■ Work to complete
Reproduce verbatim everything in the records from the very beginning down to and including the line that contains "table-row: 纺织染化 7%".

### Input

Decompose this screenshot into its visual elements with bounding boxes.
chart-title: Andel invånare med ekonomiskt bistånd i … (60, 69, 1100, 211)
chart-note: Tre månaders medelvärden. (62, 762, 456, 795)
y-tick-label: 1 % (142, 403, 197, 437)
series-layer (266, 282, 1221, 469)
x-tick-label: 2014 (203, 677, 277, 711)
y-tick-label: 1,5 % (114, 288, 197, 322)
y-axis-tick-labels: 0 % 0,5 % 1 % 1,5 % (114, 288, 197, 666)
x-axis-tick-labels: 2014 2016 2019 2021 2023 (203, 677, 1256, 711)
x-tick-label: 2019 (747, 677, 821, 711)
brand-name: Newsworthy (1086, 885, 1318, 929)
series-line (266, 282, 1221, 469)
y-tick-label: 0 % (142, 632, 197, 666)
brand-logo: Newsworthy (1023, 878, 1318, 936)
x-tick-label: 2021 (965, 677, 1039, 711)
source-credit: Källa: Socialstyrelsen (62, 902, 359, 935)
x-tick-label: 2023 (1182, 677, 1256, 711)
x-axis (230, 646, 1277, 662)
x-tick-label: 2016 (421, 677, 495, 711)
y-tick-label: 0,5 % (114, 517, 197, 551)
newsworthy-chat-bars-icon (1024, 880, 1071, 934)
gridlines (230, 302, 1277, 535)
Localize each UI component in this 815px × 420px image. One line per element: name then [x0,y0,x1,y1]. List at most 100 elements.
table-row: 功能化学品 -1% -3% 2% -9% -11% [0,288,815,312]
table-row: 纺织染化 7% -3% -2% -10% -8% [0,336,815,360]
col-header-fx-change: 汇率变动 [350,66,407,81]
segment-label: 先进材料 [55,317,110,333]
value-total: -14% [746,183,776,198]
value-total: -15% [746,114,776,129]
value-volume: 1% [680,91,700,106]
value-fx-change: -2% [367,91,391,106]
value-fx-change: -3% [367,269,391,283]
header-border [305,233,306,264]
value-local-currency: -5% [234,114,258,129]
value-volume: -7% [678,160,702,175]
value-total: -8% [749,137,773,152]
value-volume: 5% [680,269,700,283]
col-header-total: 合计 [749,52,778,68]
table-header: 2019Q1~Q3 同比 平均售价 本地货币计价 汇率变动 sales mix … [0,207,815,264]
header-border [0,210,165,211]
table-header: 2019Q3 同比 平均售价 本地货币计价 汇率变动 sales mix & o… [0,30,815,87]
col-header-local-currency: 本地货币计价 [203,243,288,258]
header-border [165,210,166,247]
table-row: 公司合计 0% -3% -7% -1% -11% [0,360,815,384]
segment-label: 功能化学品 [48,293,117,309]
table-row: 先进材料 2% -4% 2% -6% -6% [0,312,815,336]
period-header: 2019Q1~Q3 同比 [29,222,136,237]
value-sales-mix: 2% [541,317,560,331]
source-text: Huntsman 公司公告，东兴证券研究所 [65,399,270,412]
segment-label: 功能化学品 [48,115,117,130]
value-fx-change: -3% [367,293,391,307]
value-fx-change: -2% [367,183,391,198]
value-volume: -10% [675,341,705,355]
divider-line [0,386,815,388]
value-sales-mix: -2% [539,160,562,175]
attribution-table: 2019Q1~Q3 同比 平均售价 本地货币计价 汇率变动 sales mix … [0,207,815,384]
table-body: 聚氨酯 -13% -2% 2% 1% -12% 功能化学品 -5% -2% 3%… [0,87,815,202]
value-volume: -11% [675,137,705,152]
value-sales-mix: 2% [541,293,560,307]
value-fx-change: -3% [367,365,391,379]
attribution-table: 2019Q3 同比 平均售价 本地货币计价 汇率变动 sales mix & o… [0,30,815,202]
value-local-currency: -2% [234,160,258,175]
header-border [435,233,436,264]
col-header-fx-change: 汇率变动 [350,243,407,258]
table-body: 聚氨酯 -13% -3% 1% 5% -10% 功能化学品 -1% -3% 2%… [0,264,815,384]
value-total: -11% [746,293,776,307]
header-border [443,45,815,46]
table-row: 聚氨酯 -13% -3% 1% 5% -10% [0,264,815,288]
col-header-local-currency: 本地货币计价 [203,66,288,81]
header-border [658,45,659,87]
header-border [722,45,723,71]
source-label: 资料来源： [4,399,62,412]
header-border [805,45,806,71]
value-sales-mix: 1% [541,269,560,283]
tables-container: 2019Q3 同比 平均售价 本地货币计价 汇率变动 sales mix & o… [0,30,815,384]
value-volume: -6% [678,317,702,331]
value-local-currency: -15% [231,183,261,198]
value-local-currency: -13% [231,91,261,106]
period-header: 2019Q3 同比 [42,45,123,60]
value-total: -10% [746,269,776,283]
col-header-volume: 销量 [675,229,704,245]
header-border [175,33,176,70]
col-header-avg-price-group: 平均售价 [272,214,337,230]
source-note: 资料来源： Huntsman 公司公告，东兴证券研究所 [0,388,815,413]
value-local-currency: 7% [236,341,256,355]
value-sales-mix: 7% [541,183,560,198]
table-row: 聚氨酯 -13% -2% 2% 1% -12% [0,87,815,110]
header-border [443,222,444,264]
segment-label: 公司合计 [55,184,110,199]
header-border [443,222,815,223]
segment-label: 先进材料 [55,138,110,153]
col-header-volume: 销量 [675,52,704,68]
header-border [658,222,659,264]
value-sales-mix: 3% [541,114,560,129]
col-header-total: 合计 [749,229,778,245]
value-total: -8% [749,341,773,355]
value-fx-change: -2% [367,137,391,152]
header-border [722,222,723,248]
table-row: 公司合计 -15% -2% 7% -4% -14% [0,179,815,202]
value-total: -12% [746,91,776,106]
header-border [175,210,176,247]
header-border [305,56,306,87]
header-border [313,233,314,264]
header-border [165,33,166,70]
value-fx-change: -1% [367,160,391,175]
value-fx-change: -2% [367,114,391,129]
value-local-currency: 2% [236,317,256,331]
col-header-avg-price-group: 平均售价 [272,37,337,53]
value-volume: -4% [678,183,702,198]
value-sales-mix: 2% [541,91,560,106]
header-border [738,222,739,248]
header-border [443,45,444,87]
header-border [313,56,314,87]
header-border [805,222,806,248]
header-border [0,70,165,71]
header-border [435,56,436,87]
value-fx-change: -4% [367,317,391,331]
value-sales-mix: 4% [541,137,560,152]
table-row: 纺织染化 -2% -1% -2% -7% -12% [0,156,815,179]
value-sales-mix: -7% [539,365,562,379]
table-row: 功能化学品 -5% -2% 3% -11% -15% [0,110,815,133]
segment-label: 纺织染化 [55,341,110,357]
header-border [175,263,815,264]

######

■ Result of the exercise
Decompose this screenshot into its visual elements with bounding boxes.
chart-title: Andel invånare med ekonomiskt bistånd i … (60, 69, 1100, 211)
chart-note: Tre månaders medelvärden. (62, 762, 456, 795)
y-tick-label: 1 % (142, 403, 197, 437)
series-layer (266, 282, 1221, 469)
x-tick-label: 2014 (203, 677, 277, 711)
y-tick-label: 1,5 % (114, 288, 197, 322)
y-axis-tick-labels: 0 % 0,5 % 1 % 1,5 % (114, 288, 197, 666)
x-axis-tick-labels: 2014 2016 2019 2021 2023 (203, 677, 1256, 711)
x-tick-label: 2019 (747, 677, 821, 711)
brand-name: Newsworthy (1086, 885, 1318, 929)
series-line (266, 282, 1221, 469)
y-tick-label: 0 % (142, 632, 197, 666)
brand-logo: Newsworthy (1023, 878, 1318, 936)
x-tick-label: 2021 (965, 677, 1039, 711)
source-credit: Källa: Socialstyrelsen (62, 902, 359, 935)
x-tick-label: 2023 (1182, 677, 1256, 711)
x-axis (230, 646, 1277, 662)
x-tick-label: 2016 (421, 677, 495, 711)
y-tick-label: 0,5 % (114, 517, 197, 551)
newsworthy-chat-bars-icon (1024, 880, 1071, 934)
gridlines (230, 302, 1277, 535)
Localize each UI component in this 815px × 420px image. One line per element: name then [x0,y0,x1,y1]. List at most 100 elements.
table-row: 功能化学品 -1% -3% 2% -9% -11% [0,288,815,312]
table-row: 纺织染化 7% -3% -2% -10% -8% [0,336,815,360]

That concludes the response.